Task to complete:
Take from the listing each line that has the string "panel".

Data extract:
## START

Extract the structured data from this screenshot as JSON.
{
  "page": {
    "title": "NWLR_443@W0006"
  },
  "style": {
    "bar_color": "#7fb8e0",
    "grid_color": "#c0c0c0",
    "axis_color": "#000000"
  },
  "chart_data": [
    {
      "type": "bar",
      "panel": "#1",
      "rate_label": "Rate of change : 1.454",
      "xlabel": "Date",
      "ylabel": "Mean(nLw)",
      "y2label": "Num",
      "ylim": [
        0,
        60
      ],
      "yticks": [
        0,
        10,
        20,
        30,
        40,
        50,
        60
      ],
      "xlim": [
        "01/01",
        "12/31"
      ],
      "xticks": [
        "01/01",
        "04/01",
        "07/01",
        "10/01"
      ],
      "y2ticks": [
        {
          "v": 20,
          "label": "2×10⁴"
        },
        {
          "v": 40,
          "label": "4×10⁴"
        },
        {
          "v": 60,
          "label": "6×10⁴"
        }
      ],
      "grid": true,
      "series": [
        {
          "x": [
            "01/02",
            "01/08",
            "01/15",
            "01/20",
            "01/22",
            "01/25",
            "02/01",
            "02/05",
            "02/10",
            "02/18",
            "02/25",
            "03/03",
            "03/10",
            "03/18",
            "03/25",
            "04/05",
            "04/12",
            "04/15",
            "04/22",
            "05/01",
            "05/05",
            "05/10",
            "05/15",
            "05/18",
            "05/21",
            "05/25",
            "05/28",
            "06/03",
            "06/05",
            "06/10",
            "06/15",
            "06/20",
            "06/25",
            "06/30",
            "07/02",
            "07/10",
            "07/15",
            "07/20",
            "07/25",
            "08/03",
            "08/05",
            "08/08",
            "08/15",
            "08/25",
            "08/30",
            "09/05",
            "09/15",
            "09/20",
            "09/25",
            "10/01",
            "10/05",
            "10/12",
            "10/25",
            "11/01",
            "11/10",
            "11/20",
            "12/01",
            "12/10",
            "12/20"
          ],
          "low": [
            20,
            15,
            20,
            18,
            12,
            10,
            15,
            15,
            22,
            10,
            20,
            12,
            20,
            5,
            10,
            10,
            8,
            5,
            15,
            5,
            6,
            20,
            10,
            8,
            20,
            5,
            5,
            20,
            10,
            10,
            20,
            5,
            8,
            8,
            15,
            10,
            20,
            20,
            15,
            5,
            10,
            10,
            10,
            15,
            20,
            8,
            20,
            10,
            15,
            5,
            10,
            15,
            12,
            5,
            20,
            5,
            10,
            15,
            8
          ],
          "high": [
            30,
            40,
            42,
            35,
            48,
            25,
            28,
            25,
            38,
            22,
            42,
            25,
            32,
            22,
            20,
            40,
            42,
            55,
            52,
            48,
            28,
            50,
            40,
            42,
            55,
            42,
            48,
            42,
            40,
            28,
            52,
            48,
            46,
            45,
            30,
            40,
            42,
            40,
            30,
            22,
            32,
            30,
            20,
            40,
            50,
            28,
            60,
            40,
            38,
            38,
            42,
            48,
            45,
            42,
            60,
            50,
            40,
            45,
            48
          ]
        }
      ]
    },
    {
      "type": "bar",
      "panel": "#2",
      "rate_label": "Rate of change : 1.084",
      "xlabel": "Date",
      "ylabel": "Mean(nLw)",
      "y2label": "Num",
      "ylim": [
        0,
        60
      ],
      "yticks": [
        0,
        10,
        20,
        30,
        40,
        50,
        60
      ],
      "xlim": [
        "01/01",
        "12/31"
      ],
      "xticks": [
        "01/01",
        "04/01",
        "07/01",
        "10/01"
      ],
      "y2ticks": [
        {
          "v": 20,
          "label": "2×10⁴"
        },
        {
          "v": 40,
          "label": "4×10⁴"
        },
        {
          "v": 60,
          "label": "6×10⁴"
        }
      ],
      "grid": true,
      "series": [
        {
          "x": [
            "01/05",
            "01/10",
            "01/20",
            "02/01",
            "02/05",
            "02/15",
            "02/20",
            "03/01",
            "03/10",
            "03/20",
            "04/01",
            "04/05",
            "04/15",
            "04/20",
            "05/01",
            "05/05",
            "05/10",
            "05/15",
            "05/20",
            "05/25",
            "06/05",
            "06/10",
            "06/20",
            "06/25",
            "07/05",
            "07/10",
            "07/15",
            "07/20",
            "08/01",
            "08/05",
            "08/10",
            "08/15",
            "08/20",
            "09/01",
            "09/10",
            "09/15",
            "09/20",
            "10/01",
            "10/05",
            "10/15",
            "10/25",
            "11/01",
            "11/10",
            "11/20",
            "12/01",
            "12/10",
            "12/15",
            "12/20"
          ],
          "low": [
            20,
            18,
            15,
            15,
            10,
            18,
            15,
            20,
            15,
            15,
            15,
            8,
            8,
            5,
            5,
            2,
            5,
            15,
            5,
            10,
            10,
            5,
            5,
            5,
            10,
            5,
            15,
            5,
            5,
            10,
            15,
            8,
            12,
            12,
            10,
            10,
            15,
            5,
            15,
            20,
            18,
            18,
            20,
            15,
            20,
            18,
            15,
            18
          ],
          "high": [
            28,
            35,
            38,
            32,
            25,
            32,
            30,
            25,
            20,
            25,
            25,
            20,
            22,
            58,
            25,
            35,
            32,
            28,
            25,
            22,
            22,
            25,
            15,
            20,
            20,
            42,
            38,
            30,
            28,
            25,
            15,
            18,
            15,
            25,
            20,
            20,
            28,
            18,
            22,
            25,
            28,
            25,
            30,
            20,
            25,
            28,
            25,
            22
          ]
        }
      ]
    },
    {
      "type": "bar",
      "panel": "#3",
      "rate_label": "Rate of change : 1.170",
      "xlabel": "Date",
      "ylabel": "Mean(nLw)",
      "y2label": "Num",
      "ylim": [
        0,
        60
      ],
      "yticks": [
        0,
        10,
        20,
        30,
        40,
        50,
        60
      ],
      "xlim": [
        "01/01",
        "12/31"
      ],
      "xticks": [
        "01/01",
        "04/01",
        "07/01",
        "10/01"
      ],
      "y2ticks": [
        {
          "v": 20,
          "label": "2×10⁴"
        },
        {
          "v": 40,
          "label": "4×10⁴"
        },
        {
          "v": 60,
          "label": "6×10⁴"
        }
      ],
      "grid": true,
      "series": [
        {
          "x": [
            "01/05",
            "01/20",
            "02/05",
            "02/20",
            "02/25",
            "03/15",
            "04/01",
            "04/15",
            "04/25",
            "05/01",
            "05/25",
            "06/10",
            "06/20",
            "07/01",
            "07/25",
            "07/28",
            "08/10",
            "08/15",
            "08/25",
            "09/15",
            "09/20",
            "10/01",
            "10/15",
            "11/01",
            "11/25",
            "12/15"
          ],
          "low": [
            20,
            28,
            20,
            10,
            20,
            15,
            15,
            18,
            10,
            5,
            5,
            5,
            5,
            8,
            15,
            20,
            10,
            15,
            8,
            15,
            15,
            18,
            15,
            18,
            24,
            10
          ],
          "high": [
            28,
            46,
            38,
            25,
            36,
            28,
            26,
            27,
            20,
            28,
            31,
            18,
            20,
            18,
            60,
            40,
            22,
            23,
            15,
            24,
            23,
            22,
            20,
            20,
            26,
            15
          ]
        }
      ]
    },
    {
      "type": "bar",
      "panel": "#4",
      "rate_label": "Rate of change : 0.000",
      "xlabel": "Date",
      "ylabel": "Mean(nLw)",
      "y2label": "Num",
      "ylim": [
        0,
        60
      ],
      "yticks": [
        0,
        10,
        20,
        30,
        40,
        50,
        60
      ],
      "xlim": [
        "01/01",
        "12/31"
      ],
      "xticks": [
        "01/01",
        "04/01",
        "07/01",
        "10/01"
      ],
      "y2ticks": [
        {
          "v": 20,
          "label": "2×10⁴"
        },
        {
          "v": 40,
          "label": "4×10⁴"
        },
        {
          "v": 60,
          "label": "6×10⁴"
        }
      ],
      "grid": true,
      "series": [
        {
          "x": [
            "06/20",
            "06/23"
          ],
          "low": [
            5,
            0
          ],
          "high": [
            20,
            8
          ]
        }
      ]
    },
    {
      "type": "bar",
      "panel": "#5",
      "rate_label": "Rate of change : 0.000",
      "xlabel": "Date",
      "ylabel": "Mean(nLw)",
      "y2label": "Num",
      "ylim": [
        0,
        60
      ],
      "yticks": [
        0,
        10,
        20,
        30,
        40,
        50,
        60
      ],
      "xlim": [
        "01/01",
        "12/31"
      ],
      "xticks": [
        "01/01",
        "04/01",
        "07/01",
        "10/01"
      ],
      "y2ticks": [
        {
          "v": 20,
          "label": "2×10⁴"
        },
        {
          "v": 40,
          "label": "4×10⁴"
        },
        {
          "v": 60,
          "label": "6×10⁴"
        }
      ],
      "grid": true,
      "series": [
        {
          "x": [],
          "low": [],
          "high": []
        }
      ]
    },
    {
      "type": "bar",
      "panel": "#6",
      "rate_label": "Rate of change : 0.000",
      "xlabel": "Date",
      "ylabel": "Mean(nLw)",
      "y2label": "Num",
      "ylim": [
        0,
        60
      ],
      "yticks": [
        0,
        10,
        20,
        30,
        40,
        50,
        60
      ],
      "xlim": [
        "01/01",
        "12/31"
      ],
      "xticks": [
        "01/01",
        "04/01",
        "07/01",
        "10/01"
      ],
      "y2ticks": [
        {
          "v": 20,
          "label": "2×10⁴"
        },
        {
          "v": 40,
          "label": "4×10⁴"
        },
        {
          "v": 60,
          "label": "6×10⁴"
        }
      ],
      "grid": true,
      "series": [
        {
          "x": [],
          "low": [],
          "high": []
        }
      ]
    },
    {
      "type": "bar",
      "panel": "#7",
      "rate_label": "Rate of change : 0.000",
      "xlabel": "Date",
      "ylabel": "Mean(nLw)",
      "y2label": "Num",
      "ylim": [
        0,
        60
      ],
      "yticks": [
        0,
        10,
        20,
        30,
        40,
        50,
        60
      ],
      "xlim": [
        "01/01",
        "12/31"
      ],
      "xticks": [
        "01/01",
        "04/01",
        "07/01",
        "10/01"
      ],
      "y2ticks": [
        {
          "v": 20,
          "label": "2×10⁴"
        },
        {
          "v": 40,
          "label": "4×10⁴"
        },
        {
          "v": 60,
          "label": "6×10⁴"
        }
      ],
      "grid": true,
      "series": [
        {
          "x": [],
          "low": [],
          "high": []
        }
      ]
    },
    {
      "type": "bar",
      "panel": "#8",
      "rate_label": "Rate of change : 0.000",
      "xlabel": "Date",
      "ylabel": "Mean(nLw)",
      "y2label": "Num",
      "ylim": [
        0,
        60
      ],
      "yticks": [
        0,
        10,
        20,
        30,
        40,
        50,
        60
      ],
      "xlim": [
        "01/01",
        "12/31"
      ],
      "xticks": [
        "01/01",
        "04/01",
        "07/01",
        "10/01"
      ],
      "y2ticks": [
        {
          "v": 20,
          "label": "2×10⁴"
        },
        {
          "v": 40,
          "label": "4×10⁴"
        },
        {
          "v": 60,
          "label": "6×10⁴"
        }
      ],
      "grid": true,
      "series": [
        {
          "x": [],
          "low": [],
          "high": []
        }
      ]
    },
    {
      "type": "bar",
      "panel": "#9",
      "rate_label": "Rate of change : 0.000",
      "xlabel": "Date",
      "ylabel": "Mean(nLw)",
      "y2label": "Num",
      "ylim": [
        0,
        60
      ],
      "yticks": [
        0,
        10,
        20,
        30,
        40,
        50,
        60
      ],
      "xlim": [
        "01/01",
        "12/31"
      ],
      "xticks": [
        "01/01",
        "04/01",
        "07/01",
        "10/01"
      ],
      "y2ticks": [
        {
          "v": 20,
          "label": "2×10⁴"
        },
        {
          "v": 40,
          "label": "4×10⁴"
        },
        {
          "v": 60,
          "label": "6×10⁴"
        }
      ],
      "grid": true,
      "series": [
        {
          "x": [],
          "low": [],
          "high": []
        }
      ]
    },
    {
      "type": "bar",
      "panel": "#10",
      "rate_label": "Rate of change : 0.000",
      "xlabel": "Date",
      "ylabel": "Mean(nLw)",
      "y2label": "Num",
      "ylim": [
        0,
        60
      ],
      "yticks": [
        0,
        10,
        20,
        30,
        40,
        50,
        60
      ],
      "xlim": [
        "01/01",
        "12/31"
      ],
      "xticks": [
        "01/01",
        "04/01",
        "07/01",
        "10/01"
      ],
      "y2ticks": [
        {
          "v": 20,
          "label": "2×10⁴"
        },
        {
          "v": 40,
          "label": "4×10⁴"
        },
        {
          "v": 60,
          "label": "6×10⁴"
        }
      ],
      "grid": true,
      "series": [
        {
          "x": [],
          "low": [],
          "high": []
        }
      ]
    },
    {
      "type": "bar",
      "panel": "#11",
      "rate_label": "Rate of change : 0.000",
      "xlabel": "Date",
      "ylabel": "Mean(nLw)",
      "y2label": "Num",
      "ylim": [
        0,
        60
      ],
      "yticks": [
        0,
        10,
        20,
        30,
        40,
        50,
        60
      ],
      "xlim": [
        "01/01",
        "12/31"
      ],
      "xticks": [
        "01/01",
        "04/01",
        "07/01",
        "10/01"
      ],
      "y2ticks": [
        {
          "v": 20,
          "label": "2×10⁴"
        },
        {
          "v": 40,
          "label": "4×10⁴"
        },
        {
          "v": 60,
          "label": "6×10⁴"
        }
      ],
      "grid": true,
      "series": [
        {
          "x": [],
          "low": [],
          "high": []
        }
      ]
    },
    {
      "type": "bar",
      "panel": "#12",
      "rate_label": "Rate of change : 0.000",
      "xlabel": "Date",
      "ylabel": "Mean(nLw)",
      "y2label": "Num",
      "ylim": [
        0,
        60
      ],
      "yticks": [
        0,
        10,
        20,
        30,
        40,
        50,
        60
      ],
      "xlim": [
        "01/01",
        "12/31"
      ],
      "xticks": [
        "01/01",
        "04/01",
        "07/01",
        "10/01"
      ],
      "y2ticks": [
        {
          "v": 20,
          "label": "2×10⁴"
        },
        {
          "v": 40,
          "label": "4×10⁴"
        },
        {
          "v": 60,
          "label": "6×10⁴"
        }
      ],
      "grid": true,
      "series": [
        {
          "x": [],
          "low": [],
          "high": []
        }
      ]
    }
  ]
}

## END

Response for this exercise:
      "panel": "#1",
      "panel": "#2",
      "panel": "#3",
      "panel": "#4",
      "panel": "#5",
      "panel": "#6",
      "panel": "#7",
      "panel": "#8",
      "panel": "#9",
      "panel": "#10",
      "panel": "#11",
      "panel": "#12",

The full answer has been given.